(Stored records)
-----

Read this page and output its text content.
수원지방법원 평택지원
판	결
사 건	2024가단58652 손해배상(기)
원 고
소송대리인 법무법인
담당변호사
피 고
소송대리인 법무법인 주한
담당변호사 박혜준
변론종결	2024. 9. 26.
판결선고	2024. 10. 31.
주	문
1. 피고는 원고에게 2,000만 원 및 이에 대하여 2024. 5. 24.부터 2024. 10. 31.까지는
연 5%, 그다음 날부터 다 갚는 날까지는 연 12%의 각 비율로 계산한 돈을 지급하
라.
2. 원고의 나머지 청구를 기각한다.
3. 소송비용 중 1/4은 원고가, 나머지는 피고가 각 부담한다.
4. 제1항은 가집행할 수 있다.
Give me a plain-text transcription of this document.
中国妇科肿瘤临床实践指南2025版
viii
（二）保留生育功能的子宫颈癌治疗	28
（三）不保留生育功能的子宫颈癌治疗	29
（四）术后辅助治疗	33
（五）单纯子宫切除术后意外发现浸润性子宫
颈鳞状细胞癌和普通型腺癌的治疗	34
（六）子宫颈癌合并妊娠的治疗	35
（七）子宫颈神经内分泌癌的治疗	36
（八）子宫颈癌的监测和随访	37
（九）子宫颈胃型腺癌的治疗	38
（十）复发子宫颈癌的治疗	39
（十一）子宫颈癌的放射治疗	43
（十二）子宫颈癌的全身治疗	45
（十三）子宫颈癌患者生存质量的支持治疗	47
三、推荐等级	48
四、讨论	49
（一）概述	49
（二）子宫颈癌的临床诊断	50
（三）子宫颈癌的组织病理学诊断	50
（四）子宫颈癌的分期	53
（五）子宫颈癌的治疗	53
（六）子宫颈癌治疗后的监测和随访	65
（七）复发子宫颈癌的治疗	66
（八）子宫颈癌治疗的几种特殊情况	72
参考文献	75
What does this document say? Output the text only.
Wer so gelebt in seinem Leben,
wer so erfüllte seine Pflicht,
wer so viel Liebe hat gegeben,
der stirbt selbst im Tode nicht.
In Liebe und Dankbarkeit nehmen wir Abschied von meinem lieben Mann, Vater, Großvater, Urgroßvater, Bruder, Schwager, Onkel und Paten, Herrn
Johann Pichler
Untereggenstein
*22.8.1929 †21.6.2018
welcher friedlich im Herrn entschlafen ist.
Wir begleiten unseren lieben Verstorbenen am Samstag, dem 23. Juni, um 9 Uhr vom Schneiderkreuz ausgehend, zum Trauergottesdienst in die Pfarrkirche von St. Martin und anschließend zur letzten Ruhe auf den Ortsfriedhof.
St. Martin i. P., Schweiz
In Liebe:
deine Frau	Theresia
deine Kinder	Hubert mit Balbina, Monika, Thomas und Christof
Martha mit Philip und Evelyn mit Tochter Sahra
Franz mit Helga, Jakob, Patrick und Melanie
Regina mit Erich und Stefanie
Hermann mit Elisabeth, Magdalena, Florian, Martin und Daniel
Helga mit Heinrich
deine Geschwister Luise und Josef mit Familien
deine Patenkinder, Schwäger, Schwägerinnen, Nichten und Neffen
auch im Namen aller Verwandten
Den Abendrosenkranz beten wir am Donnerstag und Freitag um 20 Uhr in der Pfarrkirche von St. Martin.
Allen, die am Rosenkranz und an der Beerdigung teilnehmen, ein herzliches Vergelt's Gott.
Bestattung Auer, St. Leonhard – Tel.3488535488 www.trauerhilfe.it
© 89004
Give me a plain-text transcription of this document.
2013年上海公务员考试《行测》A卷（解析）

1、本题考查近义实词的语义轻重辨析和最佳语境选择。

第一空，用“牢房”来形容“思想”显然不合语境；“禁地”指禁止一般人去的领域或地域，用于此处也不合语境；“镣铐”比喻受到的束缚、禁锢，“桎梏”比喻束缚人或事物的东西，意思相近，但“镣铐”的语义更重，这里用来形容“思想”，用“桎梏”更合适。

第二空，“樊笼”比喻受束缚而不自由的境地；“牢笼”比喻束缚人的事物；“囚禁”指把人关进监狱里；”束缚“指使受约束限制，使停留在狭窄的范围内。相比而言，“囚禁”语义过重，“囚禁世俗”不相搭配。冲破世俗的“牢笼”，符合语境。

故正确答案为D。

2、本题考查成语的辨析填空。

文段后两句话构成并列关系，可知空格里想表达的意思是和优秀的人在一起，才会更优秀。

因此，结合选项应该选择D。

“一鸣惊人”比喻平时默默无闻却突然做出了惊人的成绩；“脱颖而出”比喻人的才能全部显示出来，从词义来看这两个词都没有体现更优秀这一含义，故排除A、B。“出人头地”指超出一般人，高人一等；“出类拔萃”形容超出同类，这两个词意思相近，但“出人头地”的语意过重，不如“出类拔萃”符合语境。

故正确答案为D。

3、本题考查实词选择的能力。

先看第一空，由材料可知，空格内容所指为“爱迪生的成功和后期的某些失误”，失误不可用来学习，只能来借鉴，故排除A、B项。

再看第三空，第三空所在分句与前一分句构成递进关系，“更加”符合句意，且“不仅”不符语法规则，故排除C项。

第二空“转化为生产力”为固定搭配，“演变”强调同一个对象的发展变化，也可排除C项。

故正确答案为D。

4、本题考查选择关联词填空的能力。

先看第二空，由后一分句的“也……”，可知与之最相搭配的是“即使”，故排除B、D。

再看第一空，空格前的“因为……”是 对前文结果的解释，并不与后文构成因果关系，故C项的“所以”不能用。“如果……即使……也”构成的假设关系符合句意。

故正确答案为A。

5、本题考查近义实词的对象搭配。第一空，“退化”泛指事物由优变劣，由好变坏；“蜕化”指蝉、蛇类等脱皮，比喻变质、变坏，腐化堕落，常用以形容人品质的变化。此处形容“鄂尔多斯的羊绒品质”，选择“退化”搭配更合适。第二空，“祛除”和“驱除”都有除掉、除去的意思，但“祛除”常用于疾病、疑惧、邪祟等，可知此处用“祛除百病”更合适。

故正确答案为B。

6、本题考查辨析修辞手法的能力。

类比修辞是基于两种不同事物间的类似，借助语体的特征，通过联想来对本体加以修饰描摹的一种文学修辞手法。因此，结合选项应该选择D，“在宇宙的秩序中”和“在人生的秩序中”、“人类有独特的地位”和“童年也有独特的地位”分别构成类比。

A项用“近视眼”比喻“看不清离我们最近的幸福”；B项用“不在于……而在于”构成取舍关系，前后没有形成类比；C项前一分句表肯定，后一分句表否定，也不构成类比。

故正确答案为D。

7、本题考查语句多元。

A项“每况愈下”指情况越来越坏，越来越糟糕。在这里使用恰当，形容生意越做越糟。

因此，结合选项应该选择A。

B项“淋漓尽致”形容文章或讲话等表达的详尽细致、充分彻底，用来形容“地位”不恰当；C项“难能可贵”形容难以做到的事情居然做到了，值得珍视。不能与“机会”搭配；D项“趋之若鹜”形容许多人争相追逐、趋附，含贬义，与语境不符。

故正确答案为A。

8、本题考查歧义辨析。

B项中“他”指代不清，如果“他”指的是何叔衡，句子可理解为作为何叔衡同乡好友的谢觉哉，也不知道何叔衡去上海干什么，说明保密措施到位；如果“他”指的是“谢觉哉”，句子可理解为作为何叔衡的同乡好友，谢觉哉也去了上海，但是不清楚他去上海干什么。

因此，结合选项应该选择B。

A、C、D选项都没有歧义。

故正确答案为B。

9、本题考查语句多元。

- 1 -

-----

Go through the listing above and locate each line that holds the word "符合语境". Copy those lines.

Reply to the exercise:
第二空，“樊笼”比喻受束缚而不自由的境地；“牢笼”比喻束缚人的事物；“囚禁”指把人关进监狱里；”束缚“指使受约束限制，使停留在狭窄的范围内。相比而言，“囚禁”语义过重，“囚禁世俗”不相搭配。冲破世俗的“牢笼”，符合语境。
“一鸣惊人”比喻平时默默无闻却突然做出了惊人的成绩；“脱颖而出”比喻人的才能全部显示出来，从词义来看这两个词都没有体现更优秀这一含义，故排除A、B。“出人头地”指超出一般人，高人一等；“出类拔萃”形容超出同类，这两个词意思相近，但“出人头地”的语意过重，不如“出类拔萃”符合语境。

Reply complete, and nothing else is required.